- **Task requirements**: Search the records for the word "chevron" and pick out every line that has it.

------ Data in this exercise ------

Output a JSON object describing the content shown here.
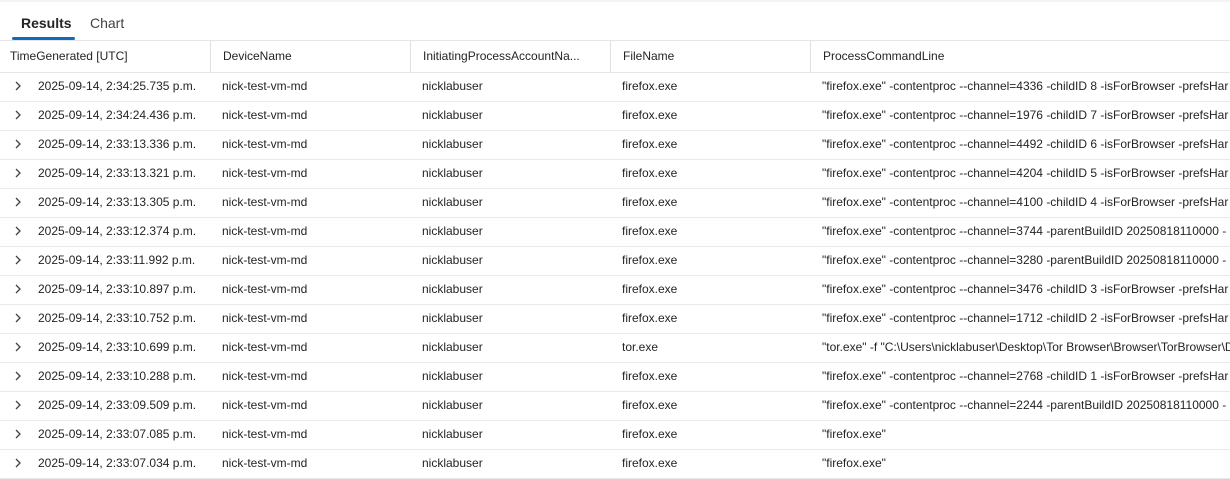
{
  "tabs": [
    {
      "label": "Results",
      "active": true
    },
    {
      "label": "Chart",
      "active": false
    }
  ],
  "accent_color": "#0f6cbd",
  "columns": [
    "TimeGenerated [UTC]",
    "DeviceName",
    "InitiatingProcessAccountNa...",
    "FileName",
    "ProcessCommandLine"
  ],
  "expand_icon": "chevron-right-icon",
  "rows": [
    [
      "2025-09-14, 2:34:25.735 p.m.",
      "nick-test-vm-md",
      "nicklabuser",
      "firefox.exe",
      "\"firefox.exe\" -contentproc --channel=4336 -childID 8 -isForBrowser -prefsHar"
    ],
    [
      "2025-09-14, 2:34:24.436 p.m.",
      "nick-test-vm-md",
      "nicklabuser",
      "firefox.exe",
      "\"firefox.exe\" -contentproc --channel=1976 -childID 7 -isForBrowser -prefsHar"
    ],
    [
      "2025-09-14, 2:33:13.336 p.m.",
      "nick-test-vm-md",
      "nicklabuser",
      "firefox.exe",
      "\"firefox.exe\" -contentproc --channel=4492 -childID 6 -isForBrowser -prefsHar"
    ],
    [
      "2025-09-14, 2:33:13.321 p.m.",
      "nick-test-vm-md",
      "nicklabuser",
      "firefox.exe",
      "\"firefox.exe\" -contentproc --channel=4204 -childID 5 -isForBrowser -prefsHar"
    ],
    [
      "2025-09-14, 2:33:13.305 p.m.",
      "nick-test-vm-md",
      "nicklabuser",
      "firefox.exe",
      "\"firefox.exe\" -contentproc --channel=4100 -childID 4 -isForBrowser -prefsHar"
    ],
    [
      "2025-09-14, 2:33:12.374 p.m.",
      "nick-test-vm-md",
      "nicklabuser",
      "firefox.exe",
      "\"firefox.exe\" -contentproc --channel=3744 -parentBuildID 20250818110000 -"
    ],
    [
      "2025-09-14, 2:33:11.992 p.m.",
      "nick-test-vm-md",
      "nicklabuser",
      "firefox.exe",
      "\"firefox.exe\" -contentproc --channel=3280 -parentBuildID 20250818110000 -"
    ],
    [
      "2025-09-14, 2:33:10.897 p.m.",
      "nick-test-vm-md",
      "nicklabuser",
      "firefox.exe",
      "\"firefox.exe\" -contentproc --channel=3476 -childID 3 -isForBrowser -prefsHar"
    ],
    [
      "2025-09-14, 2:33:10.752 p.m.",
      "nick-test-vm-md",
      "nicklabuser",
      "firefox.exe",
      "\"firefox.exe\" -contentproc --channel=1712 -childID 2 -isForBrowser -prefsHar"
    ],
    [
      "2025-09-14, 2:33:10.699 p.m.",
      "nick-test-vm-md",
      "nicklabuser",
      "tor.exe",
      "\"tor.exe\" -f \"C:\\Users\\nicklabuser\\Desktop\\Tor Browser\\Browser\\TorBrowser\\D"
    ],
    [
      "2025-09-14, 2:33:10.288 p.m.",
      "nick-test-vm-md",
      "nicklabuser",
      "firefox.exe",
      "\"firefox.exe\" -contentproc --channel=2768 -childID 1 -isForBrowser -prefsHar"
    ],
    [
      "2025-09-14, 2:33:09.509 p.m.",
      "nick-test-vm-md",
      "nicklabuser",
      "firefox.exe",
      "\"firefox.exe\" -contentproc --channel=2244 -parentBuildID 20250818110000 -"
    ],
    [
      "2025-09-14, 2:33:07.085 p.m.",
      "nick-test-vm-md",
      "nicklabuser",
      "firefox.exe",
      "\"firefox.exe\""
    ],
    [
      "2025-09-14, 2:33:07.034 p.m.",
      "nick-test-vm-md",
      "nicklabuser",
      "firefox.exe",
      "\"firefox.exe\""
    ]
  ]
}
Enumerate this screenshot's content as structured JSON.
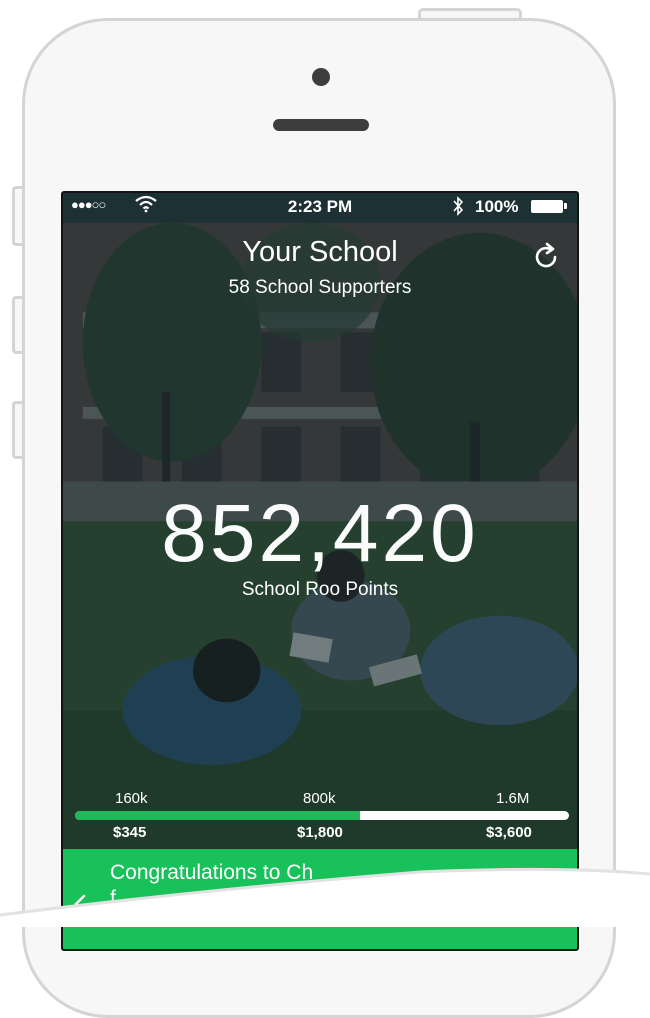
{
  "status_bar": {
    "signal": "●●●○○",
    "time": "2:23 PM",
    "battery": "100%"
  },
  "header": {
    "title": "Your School",
    "subtitle": "58 School Supporters",
    "refresh_icon": "refresh-icon"
  },
  "points": {
    "value": "852,420",
    "label": "School Roo Points"
  },
  "progress": {
    "fraction": 0.577,
    "milestones": [
      {
        "points": "160k",
        "dollars": "$345"
      },
      {
        "points": "800k",
        "dollars": "$1,800"
      },
      {
        "points": "1.6M",
        "dollars": "$3,600"
      }
    ]
  },
  "banner": {
    "text": "Congratulations to Ch",
    "text_hidden": "f",
    "back_icon": "chevron-left-icon"
  },
  "colors": {
    "accent_green": "#19c15a",
    "progress_green": "#22b85a"
  }
}
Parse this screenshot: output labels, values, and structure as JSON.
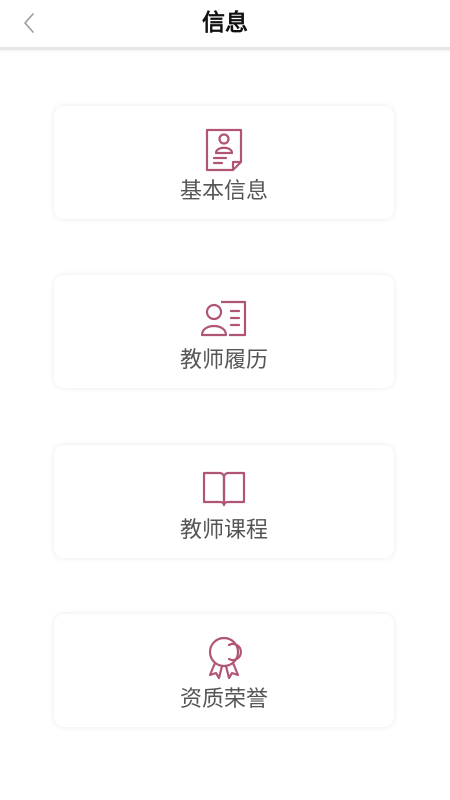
{
  "header": {
    "title": "信息"
  },
  "menu": {
    "items": [
      {
        "label": "基本信息",
        "icon": "id-document-icon"
      },
      {
        "label": "教师履历",
        "icon": "profile-card-icon"
      },
      {
        "label": "教师课程",
        "icon": "open-book-icon"
      },
      {
        "label": "资质荣誉",
        "icon": "award-medal-icon"
      }
    ]
  },
  "colors": {
    "accent": "#b05577",
    "label": "#555555",
    "title": "#111111"
  }
}
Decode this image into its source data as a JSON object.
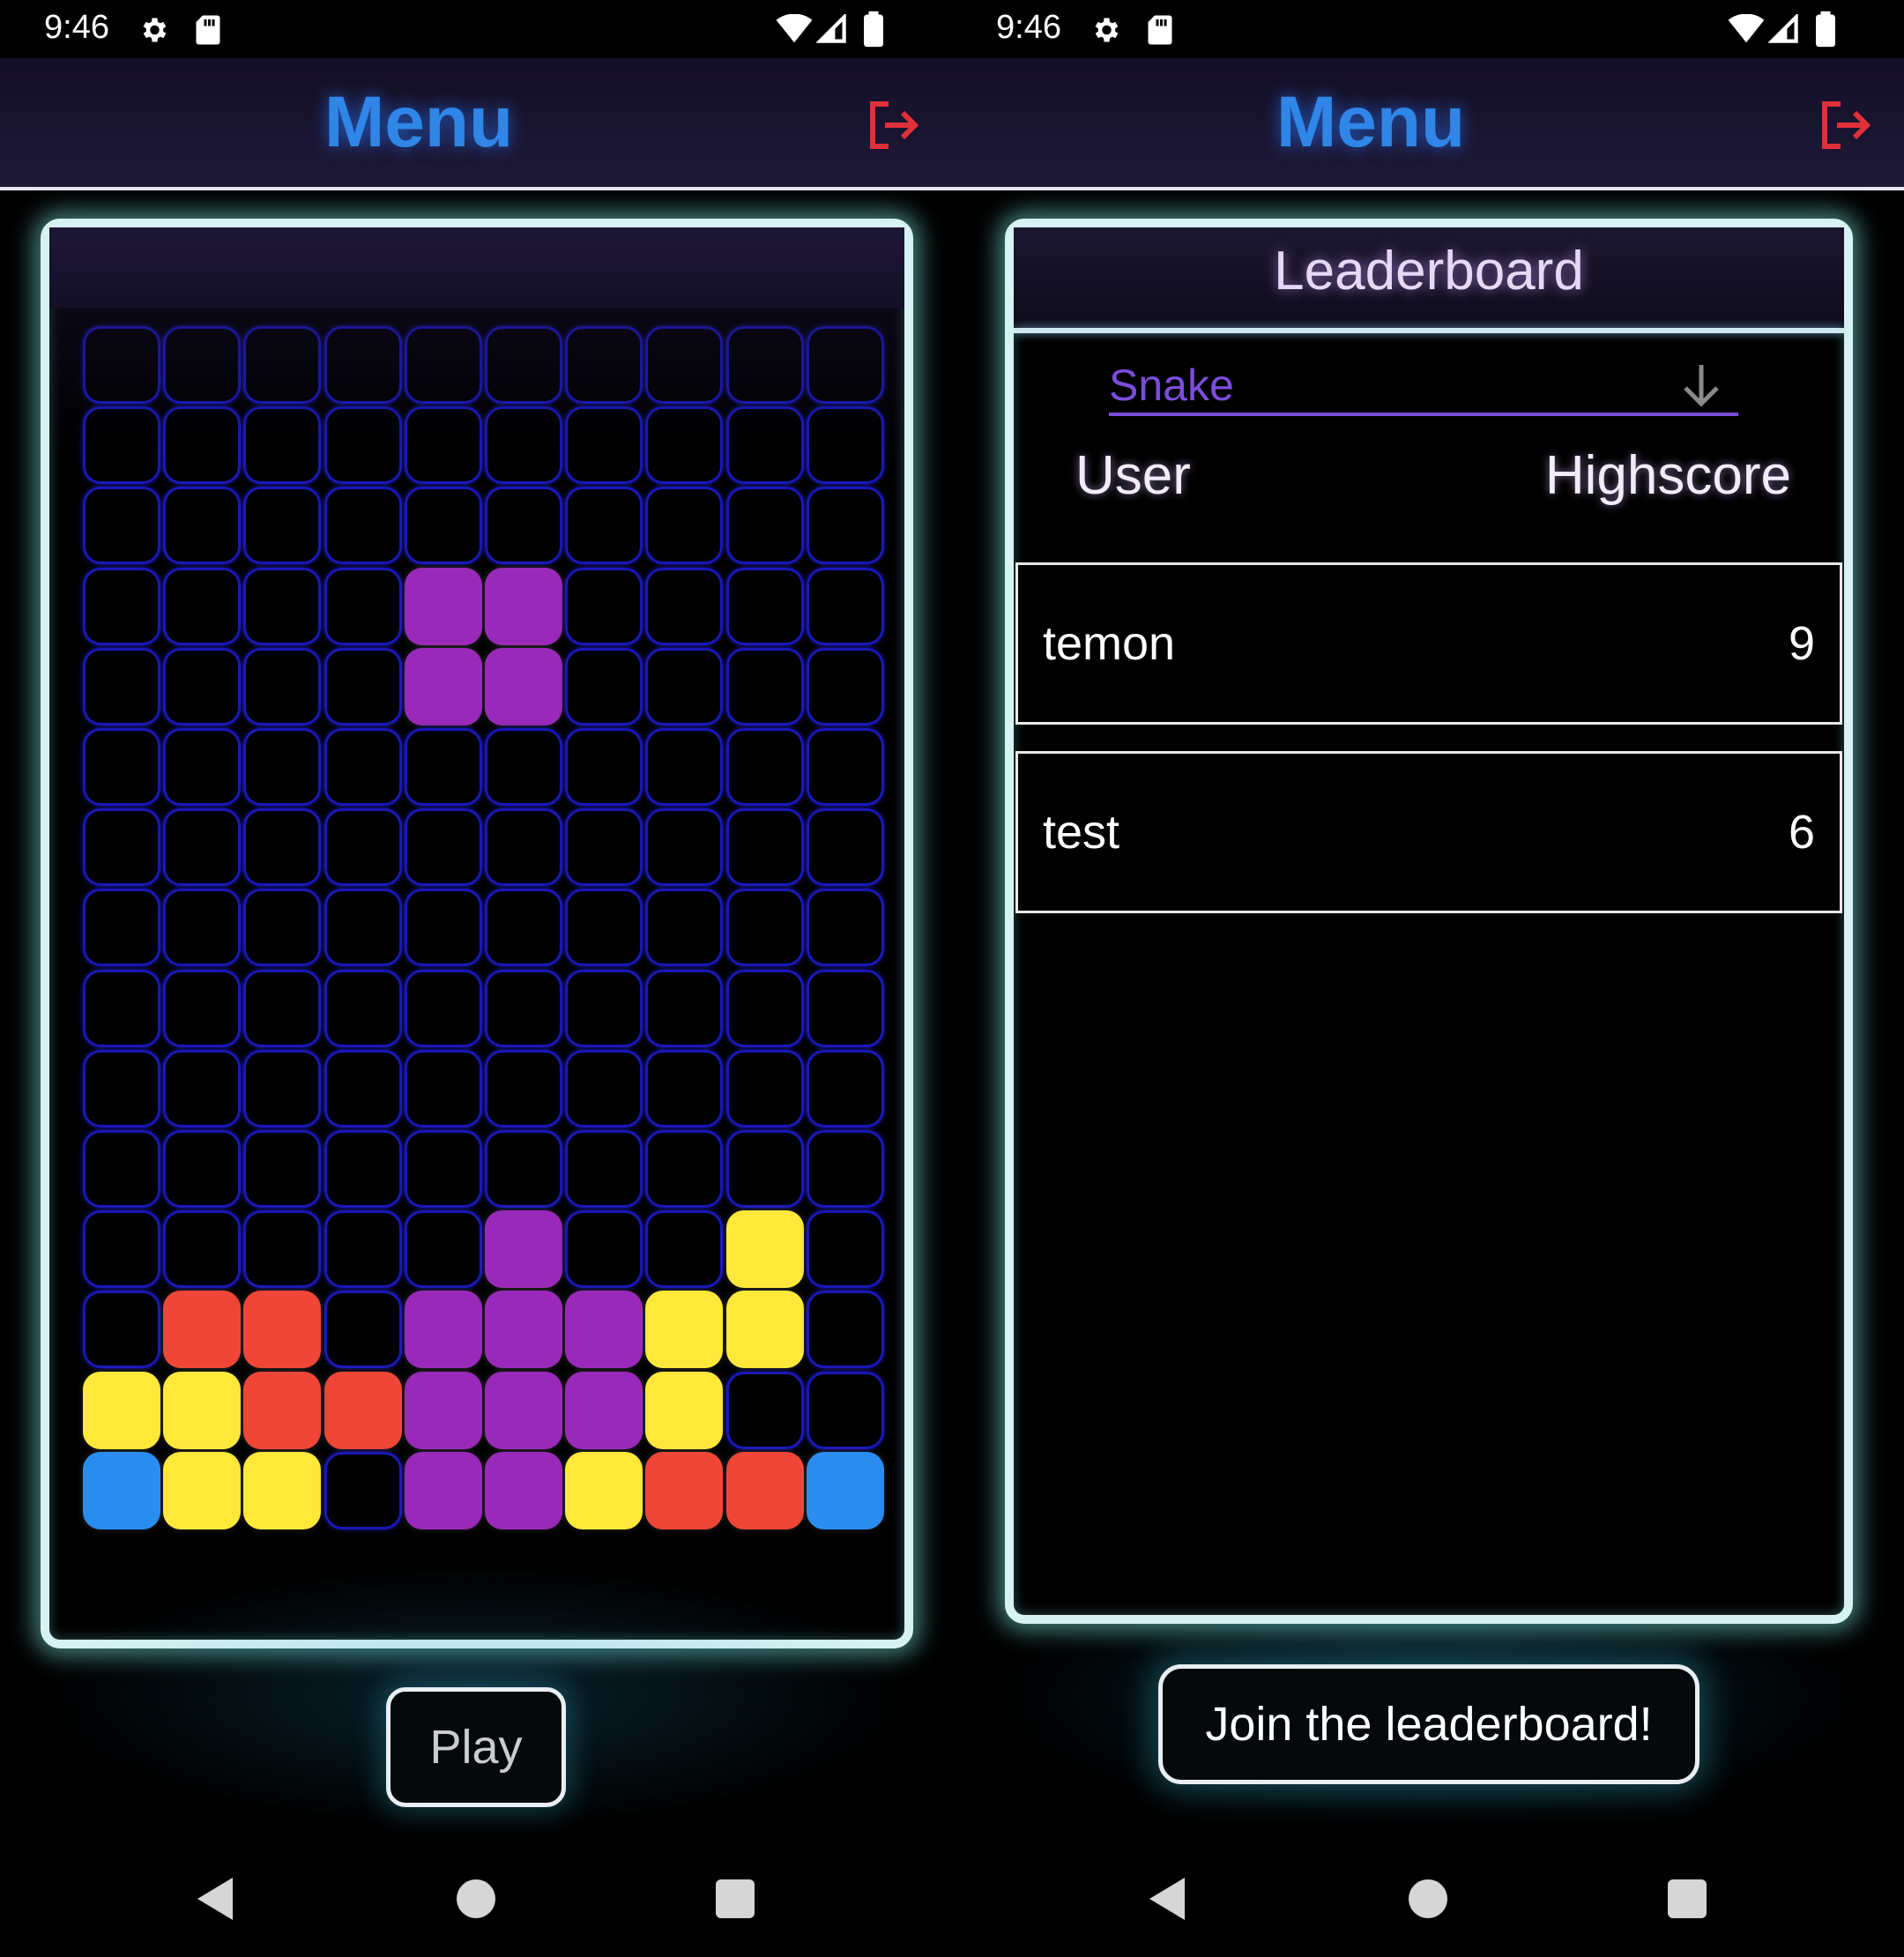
{
  "status_bar": {
    "time": "9:46"
  },
  "left": {
    "header": {
      "title": "Menu"
    },
    "game": {
      "columns": 10,
      "rows": 15,
      "colors": {
        "purple": "#9929b8",
        "red": "#ef4637",
        "yellow": "#ffe83a",
        "blue": "#2b8cf0"
      },
      "filled_cells": [
        {
          "r": 3,
          "c": 4,
          "color": "purple"
        },
        {
          "r": 3,
          "c": 5,
          "color": "purple"
        },
        {
          "r": 4,
          "c": 4,
          "color": "purple"
        },
        {
          "r": 4,
          "c": 5,
          "color": "purple"
        },
        {
          "r": 11,
          "c": 5,
          "color": "purple"
        },
        {
          "r": 11,
          "c": 8,
          "color": "yellow"
        },
        {
          "r": 12,
          "c": 1,
          "color": "red"
        },
        {
          "r": 12,
          "c": 2,
          "color": "red"
        },
        {
          "r": 12,
          "c": 4,
          "color": "purple"
        },
        {
          "r": 12,
          "c": 5,
          "color": "purple"
        },
        {
          "r": 12,
          "c": 6,
          "color": "purple"
        },
        {
          "r": 12,
          "c": 7,
          "color": "yellow"
        },
        {
          "r": 12,
          "c": 8,
          "color": "yellow"
        },
        {
          "r": 13,
          "c": 0,
          "color": "yellow"
        },
        {
          "r": 13,
          "c": 1,
          "color": "yellow"
        },
        {
          "r": 13,
          "c": 2,
          "color": "red"
        },
        {
          "r": 13,
          "c": 3,
          "color": "red"
        },
        {
          "r": 13,
          "c": 4,
          "color": "purple"
        },
        {
          "r": 13,
          "c": 5,
          "color": "purple"
        },
        {
          "r": 13,
          "c": 6,
          "color": "purple"
        },
        {
          "r": 13,
          "c": 7,
          "color": "yellow"
        },
        {
          "r": 14,
          "c": 0,
          "color": "blue"
        },
        {
          "r": 14,
          "c": 1,
          "color": "yellow"
        },
        {
          "r": 14,
          "c": 2,
          "color": "yellow"
        },
        {
          "r": 14,
          "c": 4,
          "color": "purple"
        },
        {
          "r": 14,
          "c": 5,
          "color": "purple"
        },
        {
          "r": 14,
          "c": 6,
          "color": "yellow"
        },
        {
          "r": 14,
          "c": 7,
          "color": "red"
        },
        {
          "r": 14,
          "c": 8,
          "color": "red"
        },
        {
          "r": 14,
          "c": 9,
          "color": "blue"
        }
      ]
    },
    "play_button": "Play"
  },
  "right": {
    "header": {
      "title": "Menu"
    },
    "leaderboard": {
      "title": "Leaderboard",
      "game_select": "Snake",
      "col_user": "User",
      "col_score": "Highscore",
      "rows": [
        {
          "user": "temon",
          "score": "9"
        },
        {
          "user": "test",
          "score": "6"
        }
      ]
    },
    "join_button": "Join the leaderboard!"
  },
  "icons": {
    "gear": "gear-icon",
    "sd": "sd-card-icon",
    "wifi": "wifi-icon",
    "signal": "signal-icon",
    "battery": "battery-icon",
    "logout": "logout-icon",
    "dropdown": "arrow-down-icon",
    "back": "back-icon",
    "home": "home-icon",
    "recent": "recent-apps-icon"
  },
  "accent_colors": {
    "title": "#2f86e6",
    "logout": "#e0303a",
    "select": "#7c4ddb",
    "panel_border": "#d6f2f2"
  }
}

------

- **Answer to the task**:
  "expand_icon": "chevron-right-icon",
    "back_icon": "chevron-left-icon"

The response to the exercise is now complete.